### Objective
Without the images, print all the entries below exactly as given.

(Data records)
::::

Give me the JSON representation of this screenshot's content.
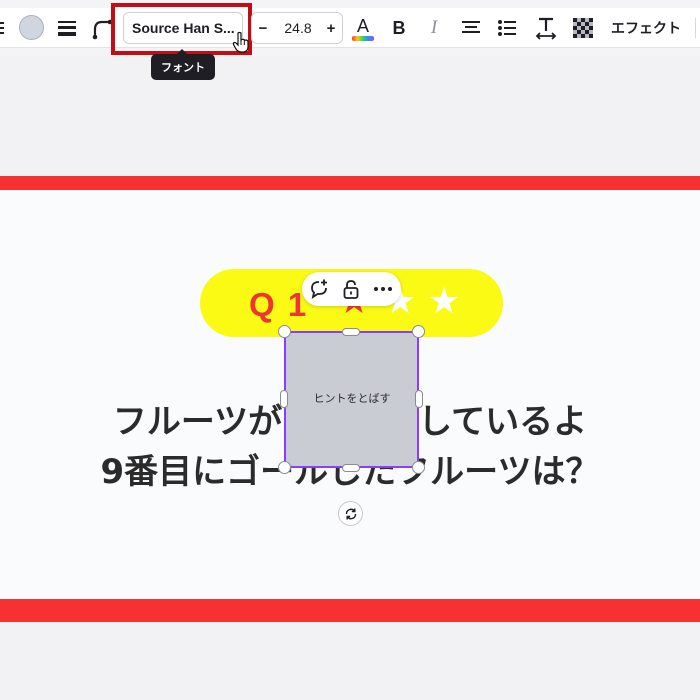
{
  "toolbar": {
    "font_name": "Source Han S...",
    "font_size": "24.8",
    "decrease_label": "−",
    "increase_label": "+",
    "bold_label": "B",
    "italic_label": "I",
    "text_color_label": "A",
    "effects_label": "エフェクト",
    "tooltip": "フォント",
    "colors": {
      "swatch": "#cfd6df",
      "highlight": "#c30d15"
    }
  },
  "slide": {
    "question_number": "Q 1",
    "stars": [
      "★",
      "★",
      "★"
    ],
    "line1": "フルーツがかけっこしているよ",
    "line2": "9番目にゴールしたフルーツは？",
    "hint_label": "ヒントをとばす",
    "colors": {
      "band": "#f73131",
      "pill": "#fafa14",
      "accent": "#ef3434",
      "selection": "#8b3dff"
    }
  },
  "icons": {
    "toolbar": [
      "lines-icon",
      "color-swatch",
      "border-style-icon",
      "corner-rounding-icon",
      "cursor-hand-icon",
      "text-color-icon",
      "bold-icon",
      "italic-icon",
      "align-center-icon",
      "bullet-list-icon",
      "letter-spacing-icon",
      "transparency-icon"
    ],
    "floating": [
      "comment-add-icon",
      "lock-icon",
      "more-icon",
      "rotate-icon"
    ]
  }
}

::::

### Solved problem
Give me the JSON representation of this screenshot's content.
{
  "toolbar": {
    "font_name": "Source Han S...",
    "font_size": "24.8",
    "decrease_label": "−",
    "increase_label": "+",
    "bold_label": "B",
    "italic_label": "I",
    "text_color_label": "A",
    "effects_label": "エフェクト",
    "tooltip": "フォント",
    "colors": {
      "swatch": "#cfd6df",
      "highlight": "#c30d15"
    }
  },
  "slide": {
    "question_number": "Q 1",
    "stars": [
      "★",
      "★",
      "★"
    ],
    "line1": "フルーツがかけっこしているよ",
    "line2": "9番目にゴールしたフルーツは？",
    "hint_label": "ヒントをとばす",
    "colors": {
      "band": "#f73131",
      "pill": "#fafa14",
      "accent": "#ef3434",
      "selection": "#8b3dff"
    }
  },
  "icons": {
    "toolbar": [
      "lines-icon",
      "color-swatch",
      "border-style-icon",
      "corner-rounding-icon",
      "cursor-hand-icon",
      "text-color-icon",
      "bold-icon",
      "italic-icon",
      "align-center-icon",
      "bullet-list-icon",
      "letter-spacing-icon",
      "transparency-icon"
    ],
    "floating": [
      "comment-add-icon",
      "lock-icon",
      "more-icon",
      "rotate-icon"
    ]
  }
}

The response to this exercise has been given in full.